What the exercise asks — Each line of the material below that holds the word "JSON" needs to be copied.

Stored data entries:
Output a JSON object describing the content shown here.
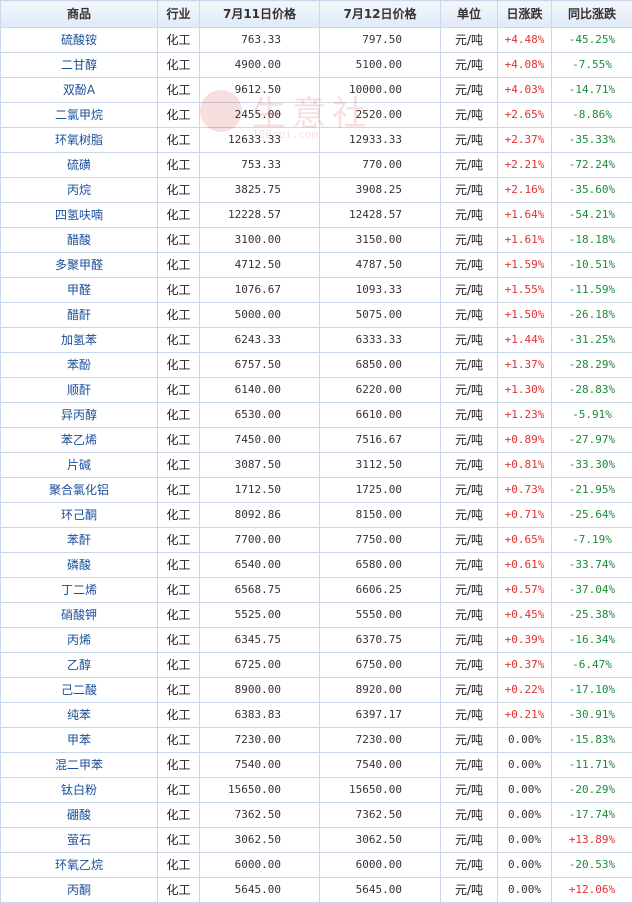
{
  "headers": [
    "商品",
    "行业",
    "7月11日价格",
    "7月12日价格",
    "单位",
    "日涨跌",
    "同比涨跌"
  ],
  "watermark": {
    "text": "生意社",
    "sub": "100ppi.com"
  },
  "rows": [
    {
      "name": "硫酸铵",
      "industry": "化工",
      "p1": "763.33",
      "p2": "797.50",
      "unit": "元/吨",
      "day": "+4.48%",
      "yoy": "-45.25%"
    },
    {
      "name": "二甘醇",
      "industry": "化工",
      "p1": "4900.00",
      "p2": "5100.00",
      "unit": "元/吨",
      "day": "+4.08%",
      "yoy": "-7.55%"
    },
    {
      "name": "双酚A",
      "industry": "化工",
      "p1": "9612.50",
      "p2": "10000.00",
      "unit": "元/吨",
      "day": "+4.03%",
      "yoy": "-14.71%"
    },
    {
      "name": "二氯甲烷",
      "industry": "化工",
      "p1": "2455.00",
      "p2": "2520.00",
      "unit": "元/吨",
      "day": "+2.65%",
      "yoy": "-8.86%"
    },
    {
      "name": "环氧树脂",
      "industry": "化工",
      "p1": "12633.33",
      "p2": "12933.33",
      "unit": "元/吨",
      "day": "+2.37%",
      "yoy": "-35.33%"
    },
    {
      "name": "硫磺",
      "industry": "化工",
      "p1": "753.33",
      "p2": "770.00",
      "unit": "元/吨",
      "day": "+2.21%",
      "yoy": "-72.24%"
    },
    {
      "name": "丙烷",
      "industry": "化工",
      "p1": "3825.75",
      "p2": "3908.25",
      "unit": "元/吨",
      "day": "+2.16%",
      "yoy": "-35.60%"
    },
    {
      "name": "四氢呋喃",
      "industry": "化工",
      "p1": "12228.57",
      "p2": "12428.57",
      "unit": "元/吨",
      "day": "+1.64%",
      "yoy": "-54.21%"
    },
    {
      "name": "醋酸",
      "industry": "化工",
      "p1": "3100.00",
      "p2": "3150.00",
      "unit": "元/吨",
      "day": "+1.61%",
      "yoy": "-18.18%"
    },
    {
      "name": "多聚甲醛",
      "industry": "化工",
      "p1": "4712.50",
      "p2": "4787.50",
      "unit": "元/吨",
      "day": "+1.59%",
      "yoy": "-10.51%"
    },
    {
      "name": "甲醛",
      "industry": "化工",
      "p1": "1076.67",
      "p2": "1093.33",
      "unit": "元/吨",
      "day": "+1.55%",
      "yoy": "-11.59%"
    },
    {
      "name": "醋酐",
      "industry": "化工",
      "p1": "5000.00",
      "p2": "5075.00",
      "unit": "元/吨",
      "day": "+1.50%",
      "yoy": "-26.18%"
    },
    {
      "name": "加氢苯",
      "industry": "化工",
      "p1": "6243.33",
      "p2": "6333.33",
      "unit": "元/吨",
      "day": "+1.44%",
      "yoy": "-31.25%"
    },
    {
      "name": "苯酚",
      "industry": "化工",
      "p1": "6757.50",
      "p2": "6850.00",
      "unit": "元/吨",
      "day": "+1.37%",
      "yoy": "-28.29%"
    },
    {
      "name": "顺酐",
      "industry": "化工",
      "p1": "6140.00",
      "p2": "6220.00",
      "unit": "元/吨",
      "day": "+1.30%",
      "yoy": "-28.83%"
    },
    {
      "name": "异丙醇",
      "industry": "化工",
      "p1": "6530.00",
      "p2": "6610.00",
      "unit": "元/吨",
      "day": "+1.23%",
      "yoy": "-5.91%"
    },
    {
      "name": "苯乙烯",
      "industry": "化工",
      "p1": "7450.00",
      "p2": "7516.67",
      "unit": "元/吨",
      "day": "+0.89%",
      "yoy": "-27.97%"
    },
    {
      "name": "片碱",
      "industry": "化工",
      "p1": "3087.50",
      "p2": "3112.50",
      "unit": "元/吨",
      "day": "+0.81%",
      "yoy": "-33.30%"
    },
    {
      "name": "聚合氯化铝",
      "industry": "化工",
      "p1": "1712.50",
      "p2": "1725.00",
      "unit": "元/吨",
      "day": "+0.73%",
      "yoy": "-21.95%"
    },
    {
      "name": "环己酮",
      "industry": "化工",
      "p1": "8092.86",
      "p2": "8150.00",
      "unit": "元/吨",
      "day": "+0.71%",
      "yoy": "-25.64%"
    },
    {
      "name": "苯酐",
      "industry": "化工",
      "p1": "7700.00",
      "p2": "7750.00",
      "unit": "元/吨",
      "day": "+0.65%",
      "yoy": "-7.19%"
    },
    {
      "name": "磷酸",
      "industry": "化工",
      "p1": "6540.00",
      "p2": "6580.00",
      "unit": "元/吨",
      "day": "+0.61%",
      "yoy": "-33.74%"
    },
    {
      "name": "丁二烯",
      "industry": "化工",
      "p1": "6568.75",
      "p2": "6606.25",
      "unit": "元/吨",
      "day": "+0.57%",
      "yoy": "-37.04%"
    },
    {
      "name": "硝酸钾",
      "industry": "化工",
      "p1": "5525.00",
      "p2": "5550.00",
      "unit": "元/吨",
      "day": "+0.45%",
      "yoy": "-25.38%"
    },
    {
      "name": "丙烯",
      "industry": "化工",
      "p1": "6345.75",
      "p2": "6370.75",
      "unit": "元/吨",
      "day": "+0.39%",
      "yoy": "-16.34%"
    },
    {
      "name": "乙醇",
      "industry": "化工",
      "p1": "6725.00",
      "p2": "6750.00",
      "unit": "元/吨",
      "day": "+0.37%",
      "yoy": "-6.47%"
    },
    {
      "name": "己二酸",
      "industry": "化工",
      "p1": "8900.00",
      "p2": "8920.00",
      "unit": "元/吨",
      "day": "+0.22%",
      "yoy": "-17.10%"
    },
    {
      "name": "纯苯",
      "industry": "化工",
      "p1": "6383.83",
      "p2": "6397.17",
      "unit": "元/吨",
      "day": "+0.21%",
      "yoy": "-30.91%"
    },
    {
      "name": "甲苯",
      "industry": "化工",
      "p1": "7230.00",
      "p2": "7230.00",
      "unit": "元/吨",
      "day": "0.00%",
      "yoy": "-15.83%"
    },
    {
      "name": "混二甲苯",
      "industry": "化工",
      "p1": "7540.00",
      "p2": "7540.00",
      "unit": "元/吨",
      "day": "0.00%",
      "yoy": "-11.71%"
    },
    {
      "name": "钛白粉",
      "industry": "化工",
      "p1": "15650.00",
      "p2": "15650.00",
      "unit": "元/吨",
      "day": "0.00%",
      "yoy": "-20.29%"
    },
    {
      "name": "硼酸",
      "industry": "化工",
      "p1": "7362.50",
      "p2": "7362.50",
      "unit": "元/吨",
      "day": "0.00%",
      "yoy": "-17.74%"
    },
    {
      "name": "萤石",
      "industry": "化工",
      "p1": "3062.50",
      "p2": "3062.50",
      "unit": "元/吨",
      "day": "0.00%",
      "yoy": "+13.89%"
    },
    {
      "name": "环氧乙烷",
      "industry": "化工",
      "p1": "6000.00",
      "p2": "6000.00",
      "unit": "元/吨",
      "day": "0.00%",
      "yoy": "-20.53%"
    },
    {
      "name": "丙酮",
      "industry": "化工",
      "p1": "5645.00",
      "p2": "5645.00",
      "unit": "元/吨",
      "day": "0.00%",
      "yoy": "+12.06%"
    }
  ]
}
---
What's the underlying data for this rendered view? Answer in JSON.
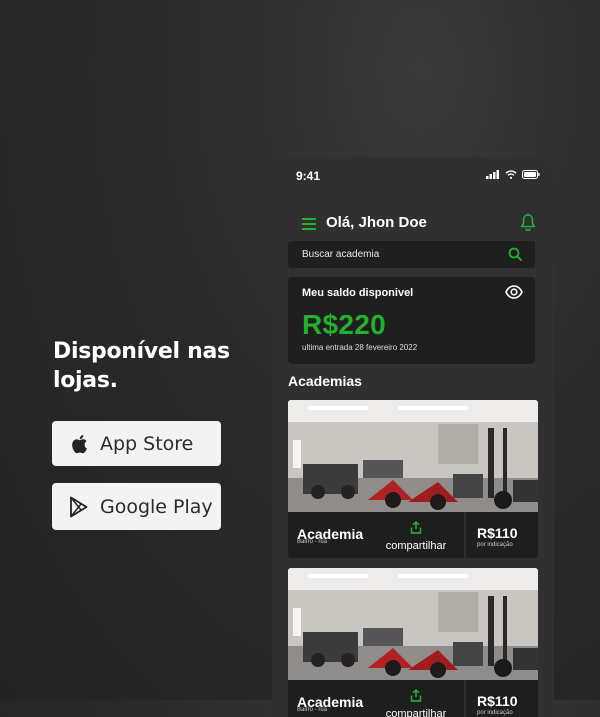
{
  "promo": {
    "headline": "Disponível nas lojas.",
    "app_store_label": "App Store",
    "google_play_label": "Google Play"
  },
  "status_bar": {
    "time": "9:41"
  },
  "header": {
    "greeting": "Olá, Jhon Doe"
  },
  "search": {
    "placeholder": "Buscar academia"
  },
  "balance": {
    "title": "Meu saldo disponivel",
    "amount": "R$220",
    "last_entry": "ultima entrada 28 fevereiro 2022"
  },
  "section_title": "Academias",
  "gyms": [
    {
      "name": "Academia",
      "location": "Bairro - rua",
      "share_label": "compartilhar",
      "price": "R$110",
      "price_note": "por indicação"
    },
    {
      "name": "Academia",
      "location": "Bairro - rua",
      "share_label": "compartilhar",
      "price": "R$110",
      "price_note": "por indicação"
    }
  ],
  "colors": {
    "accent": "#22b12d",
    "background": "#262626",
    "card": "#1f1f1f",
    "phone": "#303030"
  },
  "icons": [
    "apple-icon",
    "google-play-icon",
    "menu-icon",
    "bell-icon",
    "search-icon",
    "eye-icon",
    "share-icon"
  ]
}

Task output —
Output a JSON object describing the content shown here.
What's the underlying data for this rendered view? Answer in JSON.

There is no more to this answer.